THE TASK.
Scan the records for the word "deux". Copy each line that includes it.

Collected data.
==============================
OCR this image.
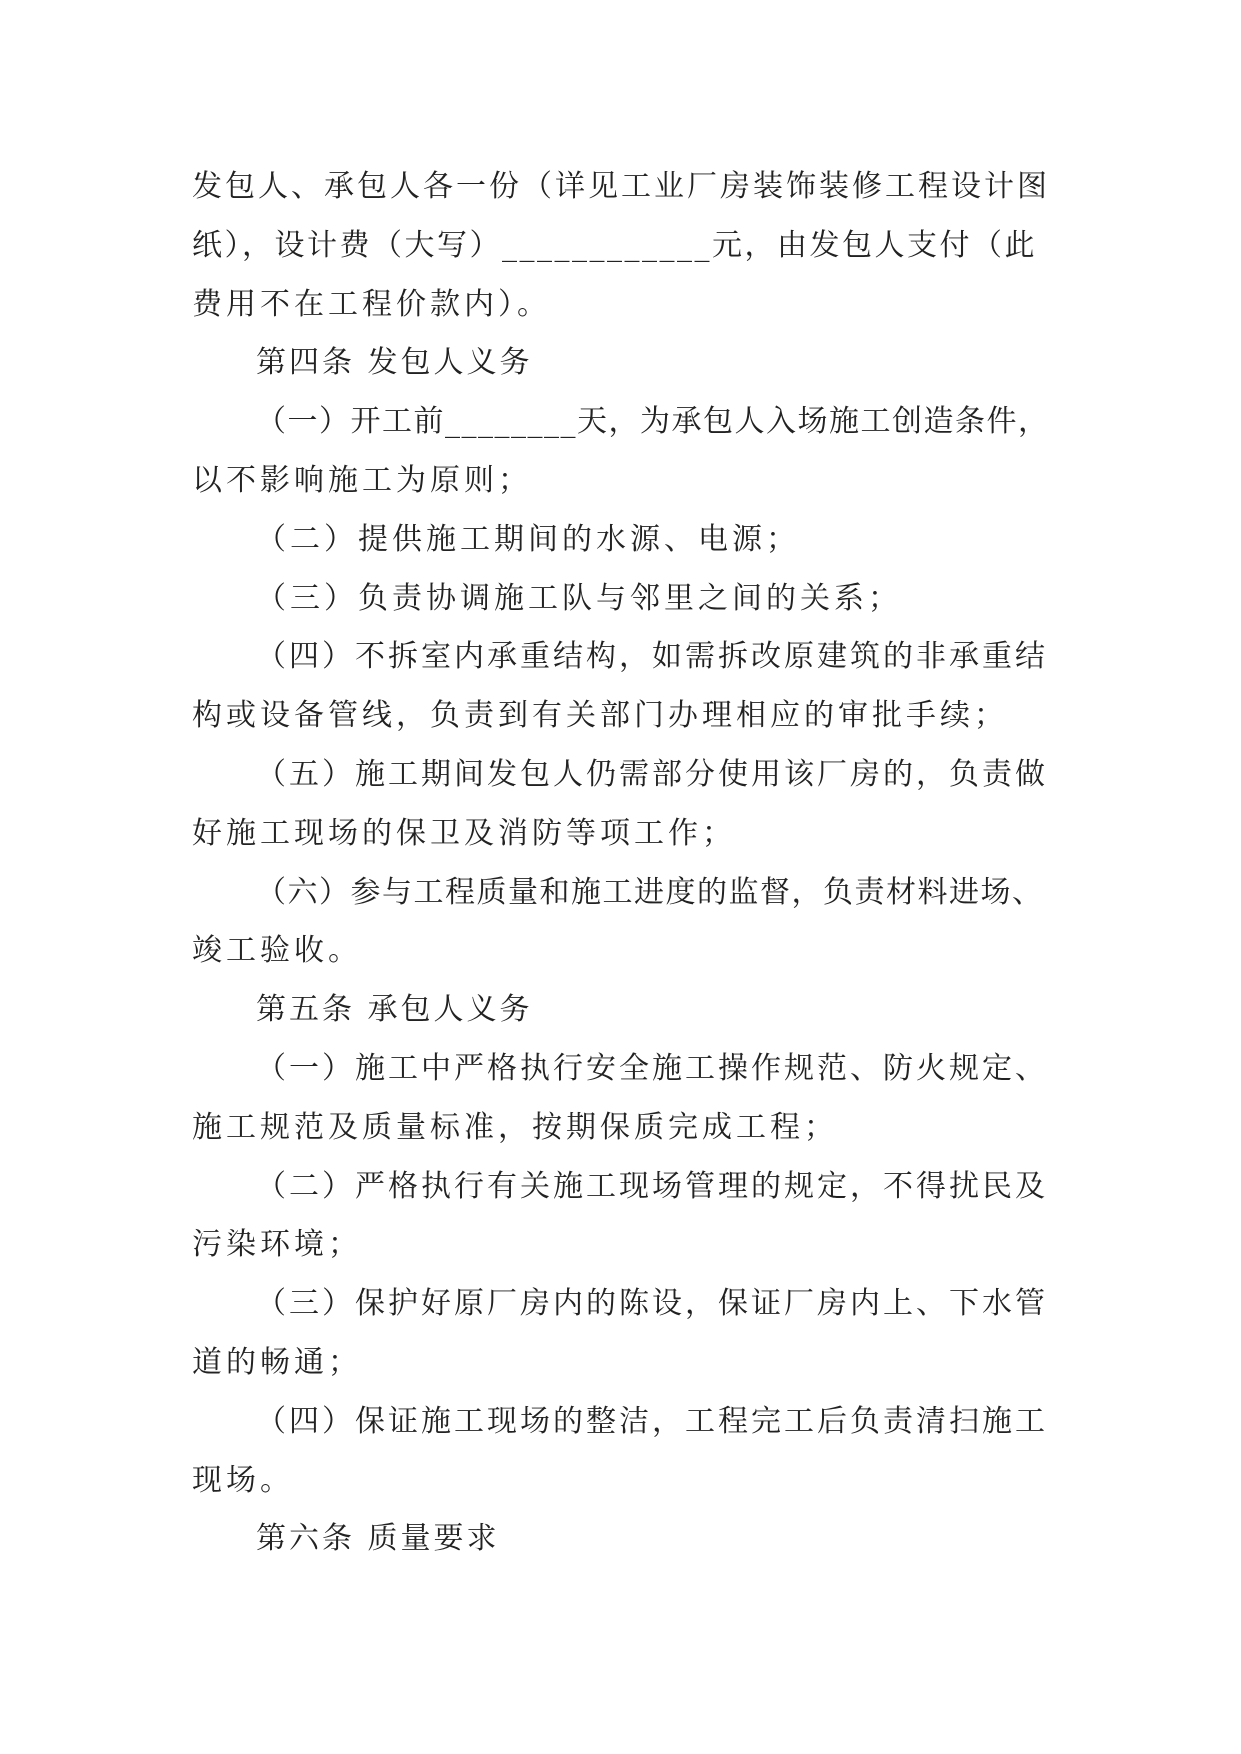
发包人、承包人各一份（详见工业厂房装饰装修工程设计图
纸），设计费（大写）____________元，由发包人支付（此
费用不在工程价款内）。
第四条 发包人义务
（一）开工前________天，为承包人入场施工创造条件，
以不影响施工为原则；
（二）提供施工期间的水源、电源；
（三）负责协调施工队与邻里之间的关系；
（四）不拆室内承重结构，如需拆改原建筑的非承重结
构或设备管线，负责到有关部门办理相应的审批手续；
（五）施工期间发包人仍需部分使用该厂房的，负责做
好施工现场的保卫及消防等项工作；
（六）参与工程质量和施工进度的监督，负责材料进场、
竣工验收。
第五条 承包人义务
（一）施工中严格执行安全施工操作规范、防火规定、
施工规范及质量标准，按期保质完成工程；
（二）严格执行有关施工现场管理的规定，不得扰民及
污染环境；
（三）保护好原厂房内的陈设，保证厂房内上、下水管
道的畅通；
（四）保证施工现场的整洁，工程完工后负责清扫施工
现场。
第六条 质量要求
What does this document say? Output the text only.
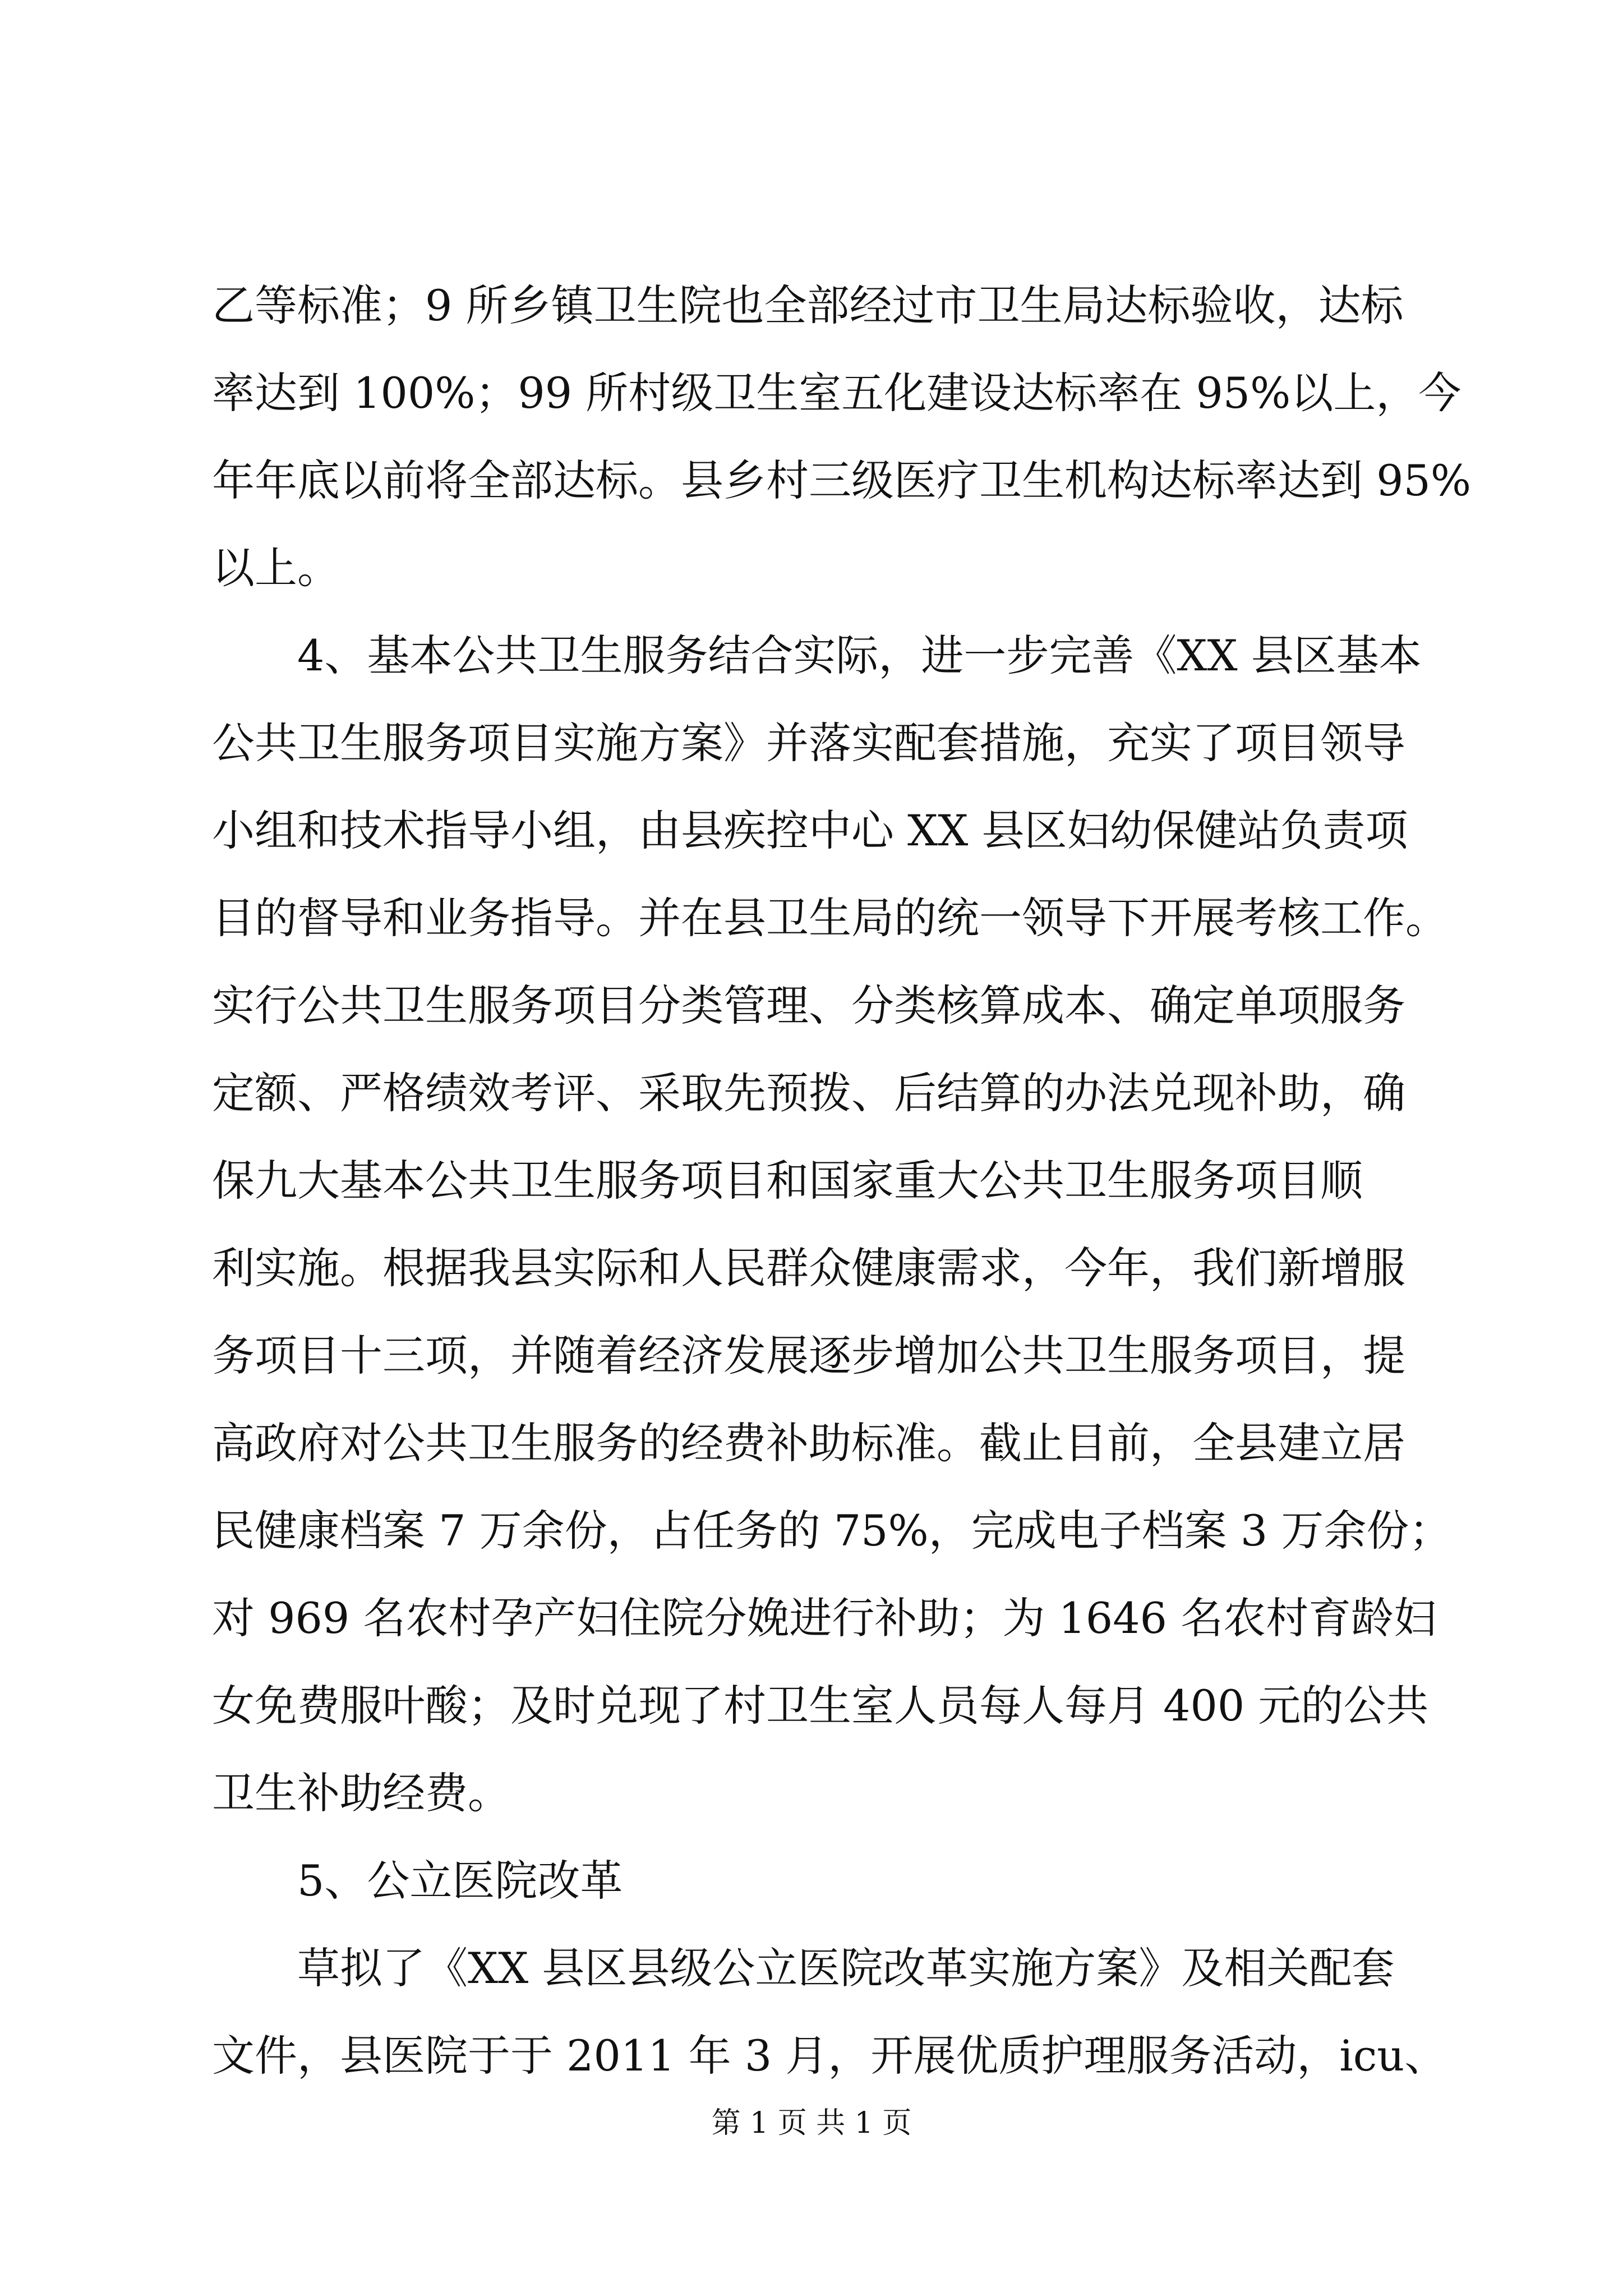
乙等标准；9 所乡镇卫生院也全部经过市卫生局达标验收，达标
率达到 100%；99 所村级卫生室五化建设达标率在 95%以上，今
年年底以前将全部达标。县乡村三级医疗卫生机构达标率达到 95%
以上。
4、基本公共卫生服务结合实际，进一步完善《XX 县区基本
公共卫生服务项目实施方案》并落实配套措施，充实了项目领导
小组和技术指导小组，由县疾控中心 XX 县区妇幼保健站负责项
目的督导和业务指导。并在县卫生局的统一领导下开展考核工作。
实行公共卫生服务项目分类管理、分类核算成本、确定单项服务
定额、严格绩效考评、采取先预拨、后结算的办法兑现补助，确
保九大基本公共卫生服务项目和国家重大公共卫生服务项目顺
利实施。根据我县实际和人民群众健康需求，今年，我们新增服
务项目十三项，并随着经济发展逐步增加公共卫生服务项目，提
高政府对公共卫生服务的经费补助标准。截止目前，全县建立居
民健康档案 7 万余份，占任务的 75%，完成电子档案 3 万余份；
对 969 名农村孕产妇住院分娩进行补助；为 1646 名农村育龄妇
女免费服叶酸；及时兑现了村卫生室人员每人每月 400 元的公共
卫生补助经费。
5、公立医院改革
草拟了《XX 县区县级公立医院改革实施方案》及相关配套
文件，县医院于于 2011 年 3 月，开展优质护理服务活动，icu、
第 1 页 共 1 页
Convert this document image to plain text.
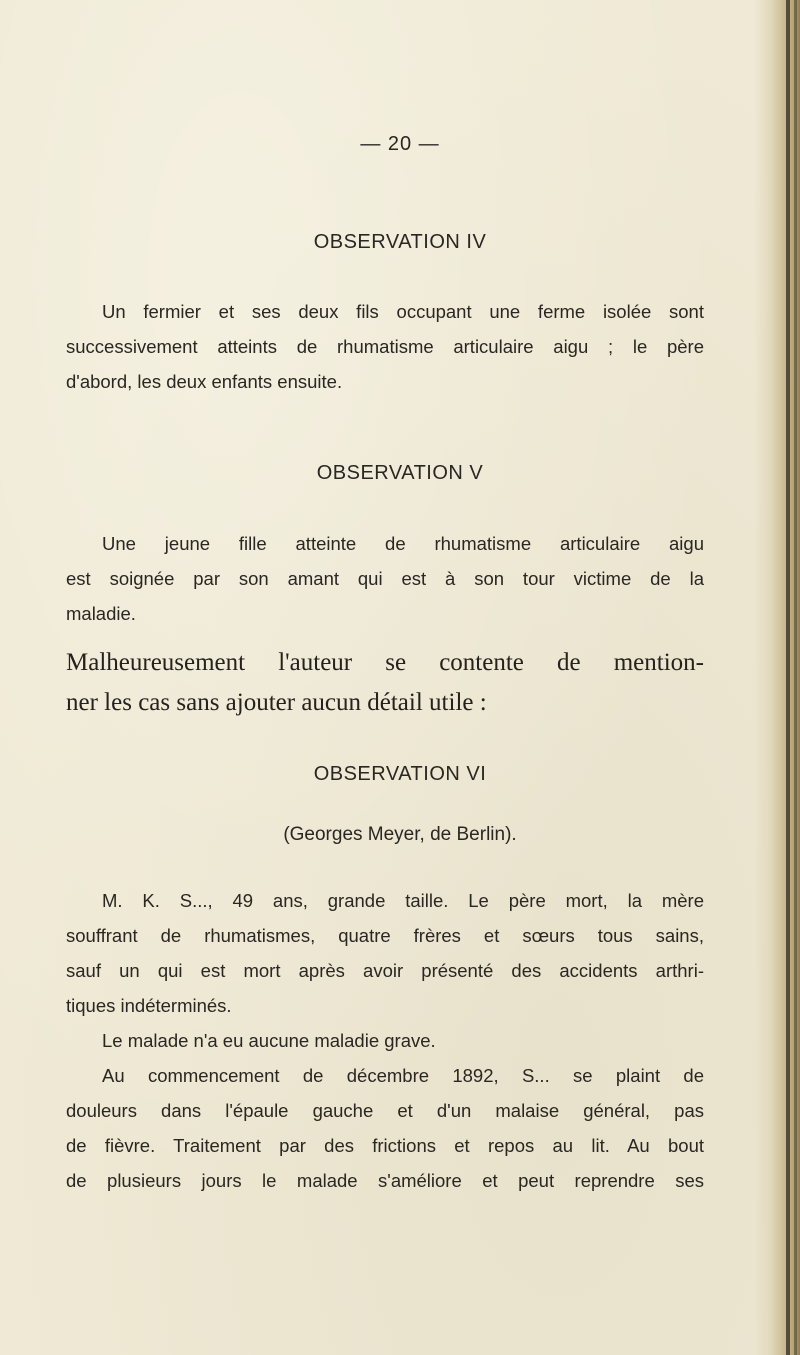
— 20 —
OBSERVATION IV
Un fermier et ses deux fils occupant une ferme isolée sont
successivement atteints de rhumatisme articulaire aigu ; le père
d'abord, les deux enfants ensuite.
OBSERVATION V
Une jeune fille atteinte de rhumatisme articulaire aigu
est soignée par son amant qui est à son tour victime de la
maladie.
Malheureusement l'auteur se contente de mention-
ner les cas sans ajouter aucun détail utile :
OBSERVATION VI
(Georges Meyer, de Berlin).
M. K. S..., 49 ans, grande taille. Le père mort, la mère
souffrant de rhumatismes, quatre frères et sœurs tous sains,
sauf un qui est mort après avoir présenté des accidents arthri-
tiques indéterminés.
Le malade n'a eu aucune maladie grave.
Au commencement de décembre 1892, S... se plaint de
douleurs dans l'épaule gauche et d'un malaise général, pas
de fièvre. Traitement par des frictions et repos au lit. Au bout
de plusieurs jours le malade s'améliore et peut reprendre ses
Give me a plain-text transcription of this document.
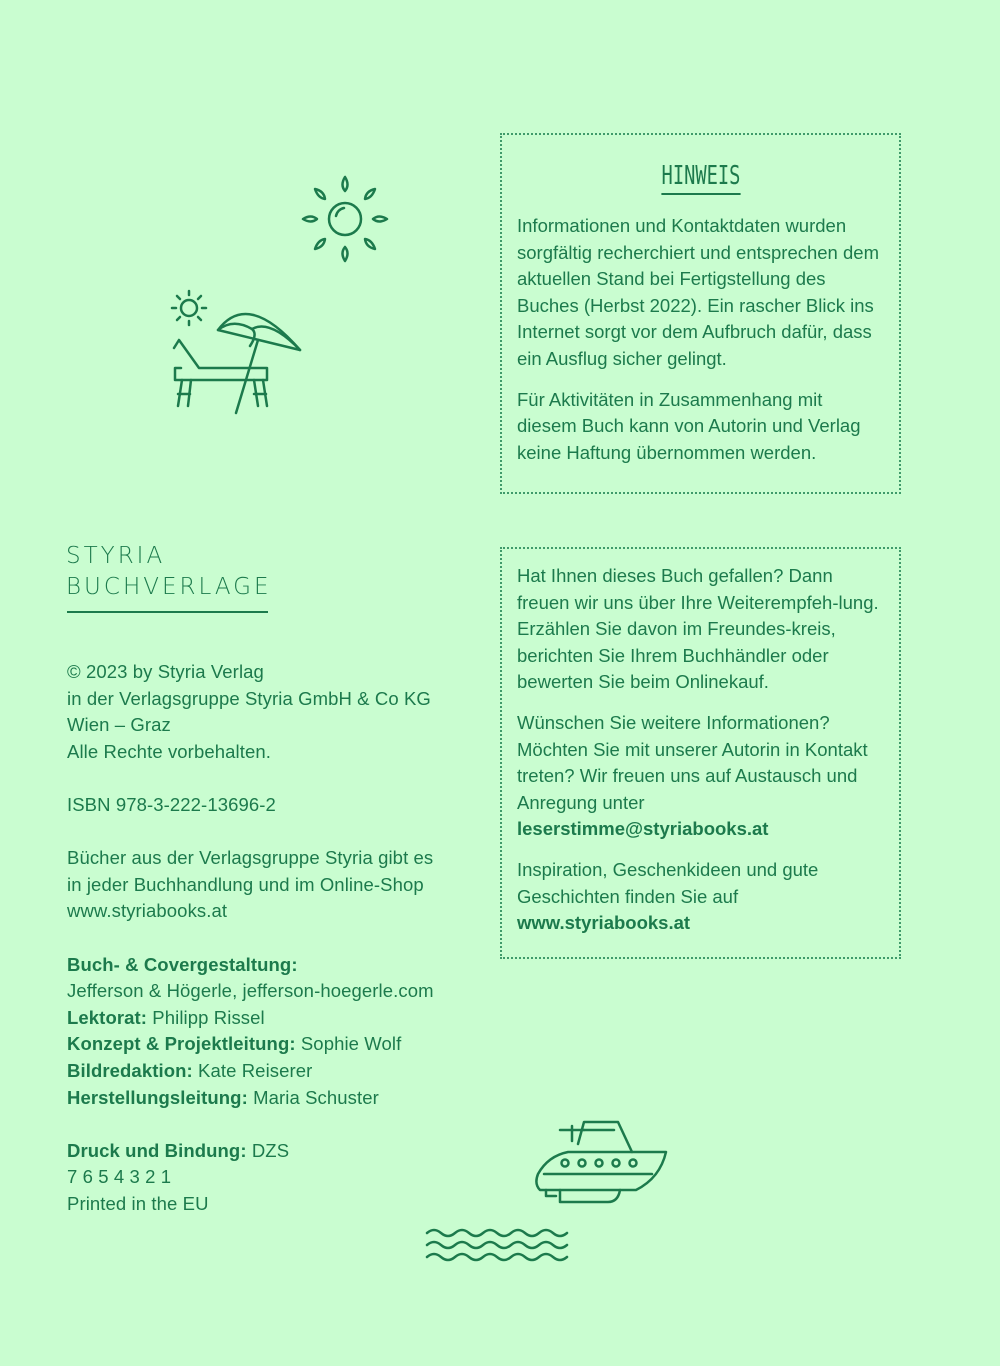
HINWEIS

Informationen und Kontaktdaten wurden sorgfältig recherchiert und entsprechen dem aktuellen Stand bei Fertigstellung des Buches (Herbst 2022). Ein rascher Blick ins Internet sorgt vor dem Aufbruch dafür, dass ein Ausflug sicher gelingt.

Für Aktivitäten in Zusammenhang mit diesem Buch kann von Autorin und Verlag keine Haftung übernommen werden.

STYRIA
BUCHVERLAGE
© 2023 by Styria Verlag
in der Verlagsgruppe Styria GmbH & Co KG
Wien – Graz
Alle Rechte vorbehalten.
ISBN 978-3-222-13696-2
Bücher aus der Verlagsgruppe Styria gibt es
in jeder Buchhandlung und im Online-Shop
www.styriabooks.at
Buch- & Covergestaltung:
Jefferson & Högerle, jefferson-hoegerle.com
Lektorat: Philipp Rissel
Konzept & Projektleitung: Sophie Wolf
Bildredaktion: Kate Reiserer
Herstellungsleitung: Maria Schuster
Druck und Bindung: DZS
7 6 5 4 3 2 1
Printed in the EU

Hat Ihnen dieses Buch gefallen? Dann freuen wir uns über Ihre Weiterempfeh-lung. Erzählen Sie davon im Freundes-kreis, berichten Sie Ihrem Buchhändler oder bewerten Sie beim Onlinekauf.

Wünschen Sie weitere Informationen? Möchten Sie mit unserer Autorin in Kontakt treten? Wir freuen uns auf Austausch und Anregung unter leserstimme@styriabooks.at

Inspiration, Geschenkideen und gute Geschichten finden Sie auf www.styriabooks.at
==============================
PROBLEM SOLUTION.
Un fermier et ses deux fils occupant une ferme isolée sont
d'abord, les deux enfants ensuite.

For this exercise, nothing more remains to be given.